* **Brief**
Pick out all lines with the word "pravo" from the records that follow.
#### Records for this exercise
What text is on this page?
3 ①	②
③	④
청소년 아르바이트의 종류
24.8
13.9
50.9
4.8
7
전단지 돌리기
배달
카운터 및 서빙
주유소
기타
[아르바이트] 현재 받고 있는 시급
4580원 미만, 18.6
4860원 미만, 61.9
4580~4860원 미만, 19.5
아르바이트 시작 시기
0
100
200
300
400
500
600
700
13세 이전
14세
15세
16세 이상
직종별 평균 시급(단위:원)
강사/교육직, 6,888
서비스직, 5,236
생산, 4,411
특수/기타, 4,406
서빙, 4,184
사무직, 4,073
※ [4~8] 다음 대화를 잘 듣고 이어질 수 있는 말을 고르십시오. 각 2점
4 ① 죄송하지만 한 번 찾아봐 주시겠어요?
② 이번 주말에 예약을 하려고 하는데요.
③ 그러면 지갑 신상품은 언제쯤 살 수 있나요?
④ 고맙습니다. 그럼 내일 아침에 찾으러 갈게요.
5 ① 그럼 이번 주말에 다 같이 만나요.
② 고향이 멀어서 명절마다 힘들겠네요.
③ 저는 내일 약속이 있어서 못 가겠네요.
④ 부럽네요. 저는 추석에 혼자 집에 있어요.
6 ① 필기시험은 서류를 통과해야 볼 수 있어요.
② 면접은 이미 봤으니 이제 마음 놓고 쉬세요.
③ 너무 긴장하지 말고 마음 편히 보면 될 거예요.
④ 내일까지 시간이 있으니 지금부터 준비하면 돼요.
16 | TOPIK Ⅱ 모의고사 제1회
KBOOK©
########
#### Records for this exercise
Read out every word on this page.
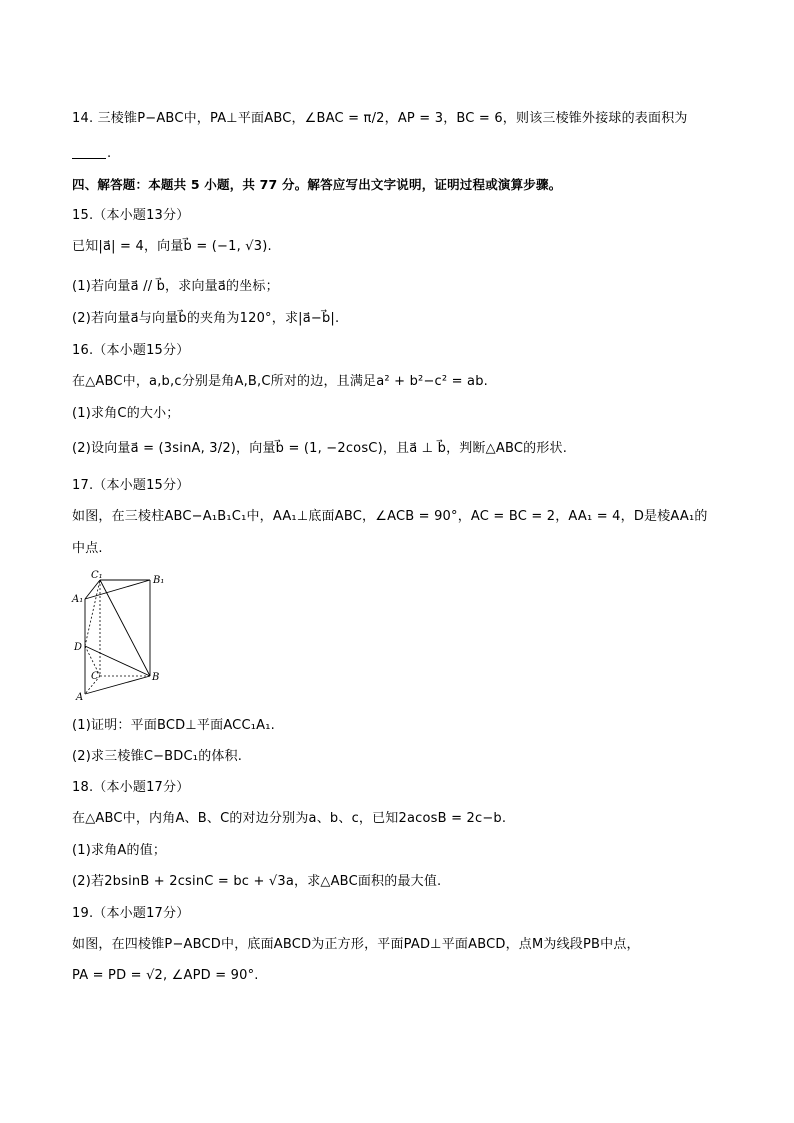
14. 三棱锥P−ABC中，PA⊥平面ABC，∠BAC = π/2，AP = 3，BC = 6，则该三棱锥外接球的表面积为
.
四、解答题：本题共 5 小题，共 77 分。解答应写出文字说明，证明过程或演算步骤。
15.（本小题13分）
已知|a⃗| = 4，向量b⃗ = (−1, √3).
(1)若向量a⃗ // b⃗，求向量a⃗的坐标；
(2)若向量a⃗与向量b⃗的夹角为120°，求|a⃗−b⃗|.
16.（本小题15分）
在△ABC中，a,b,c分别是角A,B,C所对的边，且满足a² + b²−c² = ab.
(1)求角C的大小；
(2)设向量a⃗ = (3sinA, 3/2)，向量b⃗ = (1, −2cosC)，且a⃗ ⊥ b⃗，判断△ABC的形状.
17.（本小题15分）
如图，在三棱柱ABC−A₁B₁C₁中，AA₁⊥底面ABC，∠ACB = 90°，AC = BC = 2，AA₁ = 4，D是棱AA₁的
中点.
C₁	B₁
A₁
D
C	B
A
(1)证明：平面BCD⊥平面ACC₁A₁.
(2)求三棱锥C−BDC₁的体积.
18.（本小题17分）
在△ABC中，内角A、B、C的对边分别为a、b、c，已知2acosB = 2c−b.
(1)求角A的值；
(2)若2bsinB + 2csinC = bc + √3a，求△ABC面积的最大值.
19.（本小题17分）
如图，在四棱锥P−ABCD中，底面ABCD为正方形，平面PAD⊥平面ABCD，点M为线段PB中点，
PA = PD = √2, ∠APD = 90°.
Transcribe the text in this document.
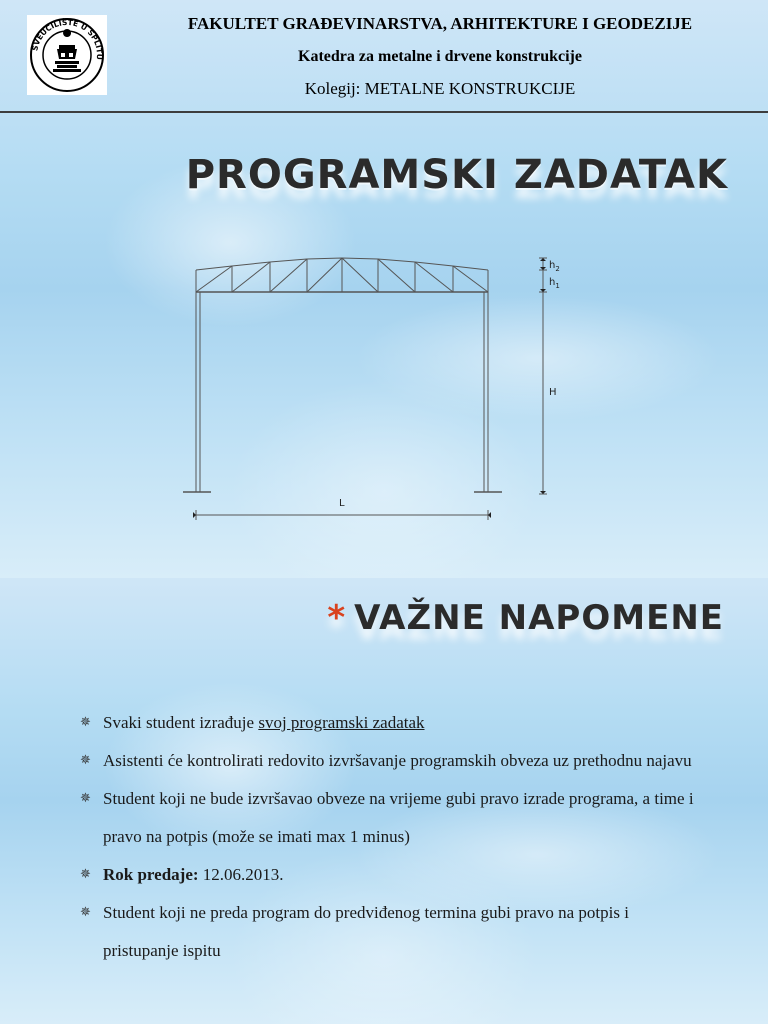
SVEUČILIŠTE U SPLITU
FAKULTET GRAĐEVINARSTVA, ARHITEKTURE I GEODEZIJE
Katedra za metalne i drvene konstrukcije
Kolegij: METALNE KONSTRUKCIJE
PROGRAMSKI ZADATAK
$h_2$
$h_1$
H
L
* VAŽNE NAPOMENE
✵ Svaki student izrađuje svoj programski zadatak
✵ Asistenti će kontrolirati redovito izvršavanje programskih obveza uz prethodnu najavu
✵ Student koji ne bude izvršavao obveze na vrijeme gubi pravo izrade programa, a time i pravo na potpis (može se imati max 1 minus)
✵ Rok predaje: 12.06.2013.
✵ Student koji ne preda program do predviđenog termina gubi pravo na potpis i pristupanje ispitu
########
* **Written response**
✵ Student koji ne bude izvršavao obveze na vrijeme gubi pravo izrade programa, a time i pravo na potpis (može se imati max 1 minus)
✵ Student koji ne preda program do predviđenog termina gubi pravo na potpis i pristupanje ispitu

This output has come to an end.